* Challenge
Give back the records from the start through the line containing "playoff-stat xyxy=(508,288,532,311)", including both ends, with "spacer" replaced by "gap" and everything else unchanged.

* Material supplied
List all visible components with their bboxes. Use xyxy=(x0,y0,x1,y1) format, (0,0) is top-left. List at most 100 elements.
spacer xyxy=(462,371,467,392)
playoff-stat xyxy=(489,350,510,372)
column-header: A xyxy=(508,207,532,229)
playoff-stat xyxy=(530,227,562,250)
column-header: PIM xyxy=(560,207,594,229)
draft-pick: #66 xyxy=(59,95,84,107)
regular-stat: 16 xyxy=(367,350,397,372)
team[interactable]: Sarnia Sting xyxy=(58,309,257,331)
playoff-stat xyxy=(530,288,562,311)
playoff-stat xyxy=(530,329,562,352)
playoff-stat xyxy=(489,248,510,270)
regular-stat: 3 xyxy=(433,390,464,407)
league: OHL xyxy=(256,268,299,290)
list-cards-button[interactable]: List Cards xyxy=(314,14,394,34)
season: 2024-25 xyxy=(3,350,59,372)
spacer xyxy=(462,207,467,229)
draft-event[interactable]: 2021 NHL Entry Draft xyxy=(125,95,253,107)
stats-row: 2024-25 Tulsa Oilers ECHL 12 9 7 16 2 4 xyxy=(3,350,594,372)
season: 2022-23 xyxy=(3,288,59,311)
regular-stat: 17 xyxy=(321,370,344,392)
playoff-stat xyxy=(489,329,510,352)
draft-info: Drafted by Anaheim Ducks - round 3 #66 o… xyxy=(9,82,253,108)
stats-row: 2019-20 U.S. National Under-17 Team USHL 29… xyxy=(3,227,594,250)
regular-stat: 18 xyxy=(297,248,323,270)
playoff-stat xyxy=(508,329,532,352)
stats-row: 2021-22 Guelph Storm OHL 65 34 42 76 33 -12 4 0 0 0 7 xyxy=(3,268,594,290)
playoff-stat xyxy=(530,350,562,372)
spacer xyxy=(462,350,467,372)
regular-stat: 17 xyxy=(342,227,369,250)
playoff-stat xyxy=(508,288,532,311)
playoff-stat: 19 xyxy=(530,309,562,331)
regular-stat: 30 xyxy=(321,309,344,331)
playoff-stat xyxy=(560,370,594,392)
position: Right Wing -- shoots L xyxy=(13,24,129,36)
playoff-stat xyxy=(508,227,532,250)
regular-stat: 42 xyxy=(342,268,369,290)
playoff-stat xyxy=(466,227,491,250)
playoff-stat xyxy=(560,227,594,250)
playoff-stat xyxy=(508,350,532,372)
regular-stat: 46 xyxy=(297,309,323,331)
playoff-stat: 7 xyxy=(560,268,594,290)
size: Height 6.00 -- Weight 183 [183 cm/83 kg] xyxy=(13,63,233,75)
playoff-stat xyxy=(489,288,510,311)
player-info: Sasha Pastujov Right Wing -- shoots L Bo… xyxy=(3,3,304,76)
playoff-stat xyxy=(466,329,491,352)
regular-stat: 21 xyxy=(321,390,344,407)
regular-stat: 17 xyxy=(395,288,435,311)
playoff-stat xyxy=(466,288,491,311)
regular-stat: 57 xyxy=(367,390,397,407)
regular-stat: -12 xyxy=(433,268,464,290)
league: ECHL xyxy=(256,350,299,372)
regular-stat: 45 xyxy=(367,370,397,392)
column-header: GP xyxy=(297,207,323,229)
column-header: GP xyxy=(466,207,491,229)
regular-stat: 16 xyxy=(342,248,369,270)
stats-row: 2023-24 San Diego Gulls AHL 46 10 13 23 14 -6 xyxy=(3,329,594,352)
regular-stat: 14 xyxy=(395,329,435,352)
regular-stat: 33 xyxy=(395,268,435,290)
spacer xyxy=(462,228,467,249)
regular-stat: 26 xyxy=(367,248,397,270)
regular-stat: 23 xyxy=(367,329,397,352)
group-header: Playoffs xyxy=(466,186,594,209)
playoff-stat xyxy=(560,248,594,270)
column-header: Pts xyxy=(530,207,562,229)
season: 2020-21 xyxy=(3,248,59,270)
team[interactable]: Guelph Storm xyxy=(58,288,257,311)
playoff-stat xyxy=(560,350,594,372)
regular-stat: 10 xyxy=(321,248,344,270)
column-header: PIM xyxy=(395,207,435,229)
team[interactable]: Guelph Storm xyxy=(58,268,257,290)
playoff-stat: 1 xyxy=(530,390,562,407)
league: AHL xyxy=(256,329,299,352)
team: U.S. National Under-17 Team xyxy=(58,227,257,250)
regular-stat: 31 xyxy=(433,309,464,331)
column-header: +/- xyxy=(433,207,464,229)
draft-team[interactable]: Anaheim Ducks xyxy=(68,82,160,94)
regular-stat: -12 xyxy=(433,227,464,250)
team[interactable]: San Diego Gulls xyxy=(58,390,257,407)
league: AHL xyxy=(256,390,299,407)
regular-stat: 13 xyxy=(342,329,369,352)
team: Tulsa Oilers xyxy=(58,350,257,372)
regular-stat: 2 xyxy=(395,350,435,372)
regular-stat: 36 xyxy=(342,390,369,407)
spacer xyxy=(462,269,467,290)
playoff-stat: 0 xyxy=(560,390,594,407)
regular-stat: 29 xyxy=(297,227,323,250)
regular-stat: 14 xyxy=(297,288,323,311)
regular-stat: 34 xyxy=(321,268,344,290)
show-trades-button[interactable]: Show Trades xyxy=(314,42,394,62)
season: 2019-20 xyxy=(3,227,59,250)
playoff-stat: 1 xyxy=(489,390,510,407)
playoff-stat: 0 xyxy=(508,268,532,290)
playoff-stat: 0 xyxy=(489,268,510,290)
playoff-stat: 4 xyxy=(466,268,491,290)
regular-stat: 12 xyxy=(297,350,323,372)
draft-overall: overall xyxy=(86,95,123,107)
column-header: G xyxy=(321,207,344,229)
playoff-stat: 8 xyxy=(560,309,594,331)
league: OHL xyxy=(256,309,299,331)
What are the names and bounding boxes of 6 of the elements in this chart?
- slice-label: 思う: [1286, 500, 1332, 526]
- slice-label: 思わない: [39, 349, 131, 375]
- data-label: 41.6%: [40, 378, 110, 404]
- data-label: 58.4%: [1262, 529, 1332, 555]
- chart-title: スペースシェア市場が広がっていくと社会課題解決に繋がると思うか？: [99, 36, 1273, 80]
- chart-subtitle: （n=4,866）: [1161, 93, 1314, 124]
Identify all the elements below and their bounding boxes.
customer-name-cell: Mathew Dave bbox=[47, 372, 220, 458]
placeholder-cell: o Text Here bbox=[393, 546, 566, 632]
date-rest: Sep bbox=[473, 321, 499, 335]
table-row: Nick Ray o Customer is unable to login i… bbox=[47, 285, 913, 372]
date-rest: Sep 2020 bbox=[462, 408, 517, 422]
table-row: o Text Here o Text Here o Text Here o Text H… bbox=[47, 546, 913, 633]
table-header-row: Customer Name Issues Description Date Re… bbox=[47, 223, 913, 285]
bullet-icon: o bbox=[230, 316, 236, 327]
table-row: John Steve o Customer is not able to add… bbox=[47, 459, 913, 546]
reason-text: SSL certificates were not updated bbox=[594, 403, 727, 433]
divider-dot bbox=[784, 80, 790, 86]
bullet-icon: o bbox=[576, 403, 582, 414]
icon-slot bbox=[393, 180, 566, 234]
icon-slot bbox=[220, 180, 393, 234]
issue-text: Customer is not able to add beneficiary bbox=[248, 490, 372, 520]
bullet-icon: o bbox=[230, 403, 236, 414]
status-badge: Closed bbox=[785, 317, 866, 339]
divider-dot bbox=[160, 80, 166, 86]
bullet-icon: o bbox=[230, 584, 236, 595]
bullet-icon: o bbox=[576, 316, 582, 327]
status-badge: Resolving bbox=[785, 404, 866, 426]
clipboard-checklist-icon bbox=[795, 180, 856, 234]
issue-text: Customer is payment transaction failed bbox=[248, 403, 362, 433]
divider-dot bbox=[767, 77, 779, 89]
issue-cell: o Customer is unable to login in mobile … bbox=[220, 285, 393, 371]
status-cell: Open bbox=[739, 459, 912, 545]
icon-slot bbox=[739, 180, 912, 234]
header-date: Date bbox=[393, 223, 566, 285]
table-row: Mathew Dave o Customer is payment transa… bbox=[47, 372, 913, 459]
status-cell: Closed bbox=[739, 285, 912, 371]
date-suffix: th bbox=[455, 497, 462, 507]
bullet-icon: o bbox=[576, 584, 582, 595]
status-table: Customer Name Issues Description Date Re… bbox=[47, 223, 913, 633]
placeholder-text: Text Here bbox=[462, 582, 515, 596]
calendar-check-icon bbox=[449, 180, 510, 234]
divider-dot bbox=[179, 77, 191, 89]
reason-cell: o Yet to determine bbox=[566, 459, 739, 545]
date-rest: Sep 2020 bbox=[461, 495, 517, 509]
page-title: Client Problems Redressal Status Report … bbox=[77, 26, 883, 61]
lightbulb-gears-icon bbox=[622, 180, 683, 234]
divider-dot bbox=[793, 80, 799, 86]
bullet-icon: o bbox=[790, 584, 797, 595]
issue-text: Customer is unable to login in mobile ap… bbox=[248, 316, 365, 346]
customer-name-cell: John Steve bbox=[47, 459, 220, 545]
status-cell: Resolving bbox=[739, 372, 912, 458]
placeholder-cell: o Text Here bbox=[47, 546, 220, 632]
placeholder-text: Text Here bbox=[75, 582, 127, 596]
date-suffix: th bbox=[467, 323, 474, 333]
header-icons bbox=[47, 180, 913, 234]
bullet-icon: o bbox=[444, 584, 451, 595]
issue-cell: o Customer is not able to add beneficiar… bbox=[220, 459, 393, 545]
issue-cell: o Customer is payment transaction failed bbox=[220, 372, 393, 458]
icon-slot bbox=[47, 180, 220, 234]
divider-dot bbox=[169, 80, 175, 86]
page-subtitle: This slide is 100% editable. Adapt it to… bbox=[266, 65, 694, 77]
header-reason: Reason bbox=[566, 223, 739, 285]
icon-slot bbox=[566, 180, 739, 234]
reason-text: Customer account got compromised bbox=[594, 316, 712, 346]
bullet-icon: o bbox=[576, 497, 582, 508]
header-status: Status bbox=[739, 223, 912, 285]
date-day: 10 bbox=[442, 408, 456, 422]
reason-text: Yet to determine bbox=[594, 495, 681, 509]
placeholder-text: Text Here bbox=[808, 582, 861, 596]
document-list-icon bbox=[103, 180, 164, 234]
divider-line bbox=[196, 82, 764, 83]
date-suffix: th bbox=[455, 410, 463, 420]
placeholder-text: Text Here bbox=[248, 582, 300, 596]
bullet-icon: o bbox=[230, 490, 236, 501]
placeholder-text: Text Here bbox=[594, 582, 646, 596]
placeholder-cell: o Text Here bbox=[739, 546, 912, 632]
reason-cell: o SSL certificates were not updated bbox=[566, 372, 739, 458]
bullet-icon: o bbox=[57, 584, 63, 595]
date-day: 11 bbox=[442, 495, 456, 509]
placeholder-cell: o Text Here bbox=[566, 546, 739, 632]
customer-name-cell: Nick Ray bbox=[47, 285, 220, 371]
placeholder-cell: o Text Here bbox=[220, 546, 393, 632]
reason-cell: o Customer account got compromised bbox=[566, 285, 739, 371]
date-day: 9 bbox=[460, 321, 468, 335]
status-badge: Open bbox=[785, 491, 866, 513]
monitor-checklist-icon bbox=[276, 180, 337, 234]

* Task answer
List all visible components with their bboxes. Use xyxy=(x0,y0,x1,y1) format, (0,0) is top-left. List at most 100 elements.
gap xyxy=(462,371,467,392)
playoff-stat xyxy=(489,350,510,372)
column-header: A xyxy=(508,207,532,229)
playoff-stat xyxy=(530,227,562,250)
column-header: PIM xyxy=(560,207,594,229)
draft-pick: #66 xyxy=(59,95,84,107)
regular-stat: 16 xyxy=(367,350,397,372)
team[interactable]: Sarnia Sting xyxy=(58,309,257,331)
playoff-stat xyxy=(530,288,562,311)
playoff-stat xyxy=(530,329,562,352)
playoff-stat xyxy=(489,248,510,270)
regular-stat: 3 xyxy=(433,390,464,407)
league: OHL xyxy=(256,268,299,290)
list-cards-button[interactable]: List Cards xyxy=(314,14,394,34)
season: 2024-25 xyxy=(3,350,59,372)
gap xyxy=(462,207,467,229)
draft-event[interactable]: 2021 NHL Entry Draft xyxy=(125,95,253,107)
stats-row: 2024-25 Tulsa Oilers ECHL 12 9 7 16 2 4 xyxy=(3,350,594,372)
season: 2022-23 xyxy=(3,288,59,311)
regular-stat: 17 xyxy=(321,370,344,392)
playoff-stat xyxy=(489,329,510,352)
draft-info: Drafted by Anaheim Ducks - round 3 #66 o… xyxy=(9,82,253,108)
stats-row: 2019-20 U.S. National Under-17 Team USHL 29… xyxy=(3,227,594,250)
regular-stat: 18 xyxy=(297,248,323,270)
playoff-stat xyxy=(508,329,532,352)
stats-row: 2021-22 Guelph Storm OHL 65 34 42 76 33 -12 4 0 0 0 7 xyxy=(3,268,594,290)
playoff-stat xyxy=(530,350,562,372)
gap xyxy=(462,350,467,372)
regular-stat: 17 xyxy=(342,227,369,250)
playoff-stat xyxy=(508,288,532,311)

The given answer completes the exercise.